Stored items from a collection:
····················
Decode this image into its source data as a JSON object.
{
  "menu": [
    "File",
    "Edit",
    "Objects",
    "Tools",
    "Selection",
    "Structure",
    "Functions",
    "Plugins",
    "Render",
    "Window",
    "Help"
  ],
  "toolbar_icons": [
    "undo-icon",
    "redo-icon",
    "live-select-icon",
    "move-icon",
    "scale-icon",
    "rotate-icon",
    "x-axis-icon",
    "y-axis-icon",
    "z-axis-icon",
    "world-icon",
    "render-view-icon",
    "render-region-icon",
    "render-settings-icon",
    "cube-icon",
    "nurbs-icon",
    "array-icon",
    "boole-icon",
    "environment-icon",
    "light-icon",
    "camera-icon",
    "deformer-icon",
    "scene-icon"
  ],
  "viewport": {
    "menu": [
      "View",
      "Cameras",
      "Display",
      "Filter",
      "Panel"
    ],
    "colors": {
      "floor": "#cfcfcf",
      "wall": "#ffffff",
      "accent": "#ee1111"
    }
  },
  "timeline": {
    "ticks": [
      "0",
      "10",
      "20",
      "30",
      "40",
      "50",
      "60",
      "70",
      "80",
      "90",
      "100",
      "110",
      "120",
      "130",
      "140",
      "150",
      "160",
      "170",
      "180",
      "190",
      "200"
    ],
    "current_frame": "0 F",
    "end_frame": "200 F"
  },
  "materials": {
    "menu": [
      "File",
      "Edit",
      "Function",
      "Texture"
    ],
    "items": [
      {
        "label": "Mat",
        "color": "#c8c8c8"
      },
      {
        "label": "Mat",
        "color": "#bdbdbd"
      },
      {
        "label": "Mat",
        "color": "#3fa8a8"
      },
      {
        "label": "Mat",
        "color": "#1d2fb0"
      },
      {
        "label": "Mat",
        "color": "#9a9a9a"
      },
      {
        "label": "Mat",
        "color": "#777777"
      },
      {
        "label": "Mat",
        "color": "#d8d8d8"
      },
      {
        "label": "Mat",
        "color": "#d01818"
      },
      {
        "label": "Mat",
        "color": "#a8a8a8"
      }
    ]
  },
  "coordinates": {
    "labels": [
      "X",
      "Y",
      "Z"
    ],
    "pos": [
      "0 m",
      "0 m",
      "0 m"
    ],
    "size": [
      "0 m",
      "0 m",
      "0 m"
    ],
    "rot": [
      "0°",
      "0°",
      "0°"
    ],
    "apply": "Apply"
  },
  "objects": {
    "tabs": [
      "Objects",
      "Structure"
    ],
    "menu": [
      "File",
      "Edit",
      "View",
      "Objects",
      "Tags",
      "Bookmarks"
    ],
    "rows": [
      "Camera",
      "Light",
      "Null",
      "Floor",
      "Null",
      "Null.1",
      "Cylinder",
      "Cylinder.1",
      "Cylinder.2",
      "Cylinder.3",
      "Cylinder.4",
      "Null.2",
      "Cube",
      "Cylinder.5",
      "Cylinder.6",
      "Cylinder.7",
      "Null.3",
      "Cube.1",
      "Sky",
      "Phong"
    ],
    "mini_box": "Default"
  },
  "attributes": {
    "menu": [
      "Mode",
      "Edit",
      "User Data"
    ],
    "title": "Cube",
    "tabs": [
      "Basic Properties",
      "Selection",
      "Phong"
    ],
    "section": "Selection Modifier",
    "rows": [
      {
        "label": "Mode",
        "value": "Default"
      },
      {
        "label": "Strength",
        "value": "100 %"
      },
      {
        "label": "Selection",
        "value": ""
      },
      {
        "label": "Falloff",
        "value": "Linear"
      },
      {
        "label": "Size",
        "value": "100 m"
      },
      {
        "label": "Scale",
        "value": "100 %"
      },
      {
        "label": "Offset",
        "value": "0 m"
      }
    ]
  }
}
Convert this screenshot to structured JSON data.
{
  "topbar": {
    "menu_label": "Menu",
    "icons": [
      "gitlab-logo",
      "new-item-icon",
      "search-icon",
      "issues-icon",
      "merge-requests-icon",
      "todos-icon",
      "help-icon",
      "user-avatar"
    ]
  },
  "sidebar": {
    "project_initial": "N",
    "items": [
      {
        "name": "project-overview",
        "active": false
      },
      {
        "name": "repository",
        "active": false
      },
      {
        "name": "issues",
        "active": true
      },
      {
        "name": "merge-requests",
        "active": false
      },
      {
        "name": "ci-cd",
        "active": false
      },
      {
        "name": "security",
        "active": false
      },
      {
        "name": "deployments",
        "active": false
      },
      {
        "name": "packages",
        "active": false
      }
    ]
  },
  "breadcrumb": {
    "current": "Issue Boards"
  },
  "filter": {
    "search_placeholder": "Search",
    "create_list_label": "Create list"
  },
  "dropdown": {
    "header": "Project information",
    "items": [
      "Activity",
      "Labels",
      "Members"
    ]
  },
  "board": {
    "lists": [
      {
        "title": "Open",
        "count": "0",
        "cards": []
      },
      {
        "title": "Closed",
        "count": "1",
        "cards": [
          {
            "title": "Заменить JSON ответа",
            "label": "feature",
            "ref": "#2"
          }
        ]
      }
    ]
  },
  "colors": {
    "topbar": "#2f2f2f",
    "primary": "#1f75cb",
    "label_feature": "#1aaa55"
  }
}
····················
BRIEF>
Filter the entries and copy out every line with the word "Cylinder".

ANSWER TO THIS EXERCISE>
      "Cylinder",
      "Cylinder.1",
      "Cylinder.2",
      "Cylinder.3",
      "Cylinder.4",
      "Cylinder.5",
      "Cylinder.6",
      "Cylinder.7",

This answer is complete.